Work instructions: Identify each line in the records below that contains the word "Seleccione", and copy it.

Extracted data:

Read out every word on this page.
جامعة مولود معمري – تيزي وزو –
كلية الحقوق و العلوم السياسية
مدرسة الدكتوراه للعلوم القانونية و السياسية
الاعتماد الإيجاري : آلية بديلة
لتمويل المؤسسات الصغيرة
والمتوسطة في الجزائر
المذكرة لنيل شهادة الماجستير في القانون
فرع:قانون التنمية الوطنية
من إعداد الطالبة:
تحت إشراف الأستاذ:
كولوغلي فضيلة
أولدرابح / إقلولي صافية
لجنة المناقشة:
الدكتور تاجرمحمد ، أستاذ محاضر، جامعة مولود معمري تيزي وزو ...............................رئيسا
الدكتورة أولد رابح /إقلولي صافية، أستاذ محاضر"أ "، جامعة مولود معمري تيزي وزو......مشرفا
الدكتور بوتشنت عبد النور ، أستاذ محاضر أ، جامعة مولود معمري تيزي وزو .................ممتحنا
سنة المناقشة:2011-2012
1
==
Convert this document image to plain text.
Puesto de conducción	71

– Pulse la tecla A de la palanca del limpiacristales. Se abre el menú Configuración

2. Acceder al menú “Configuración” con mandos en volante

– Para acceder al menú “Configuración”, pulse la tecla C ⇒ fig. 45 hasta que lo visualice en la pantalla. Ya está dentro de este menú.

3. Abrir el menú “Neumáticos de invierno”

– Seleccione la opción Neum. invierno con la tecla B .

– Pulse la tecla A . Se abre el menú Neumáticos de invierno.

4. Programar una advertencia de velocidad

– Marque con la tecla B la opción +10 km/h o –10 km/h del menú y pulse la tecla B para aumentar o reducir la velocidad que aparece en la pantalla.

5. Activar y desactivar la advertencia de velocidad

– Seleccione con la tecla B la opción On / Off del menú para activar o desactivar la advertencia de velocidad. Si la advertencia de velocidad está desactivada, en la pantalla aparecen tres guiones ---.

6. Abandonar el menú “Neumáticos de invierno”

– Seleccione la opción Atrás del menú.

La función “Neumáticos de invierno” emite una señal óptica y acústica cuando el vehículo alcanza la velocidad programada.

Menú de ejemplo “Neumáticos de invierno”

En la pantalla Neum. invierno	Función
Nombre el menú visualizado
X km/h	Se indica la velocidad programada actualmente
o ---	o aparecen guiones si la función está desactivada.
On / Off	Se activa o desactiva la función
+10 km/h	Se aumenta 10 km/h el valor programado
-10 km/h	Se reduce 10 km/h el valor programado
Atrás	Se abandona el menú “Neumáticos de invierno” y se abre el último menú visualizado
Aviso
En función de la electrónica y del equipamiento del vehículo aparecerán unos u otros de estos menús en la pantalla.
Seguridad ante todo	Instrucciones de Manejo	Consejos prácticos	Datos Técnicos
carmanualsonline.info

Answer:
– Seleccione la opción Neum. invierno con la tecla B .
– Seleccione con la tecla B la opción On / Off del menú para activar o desactivar la advertencia de velocidad. Si la advertencia de velocidad está desactivada, en la pantalla aparecen tres guiones ---.
– Seleccione la opción Atrás del menú.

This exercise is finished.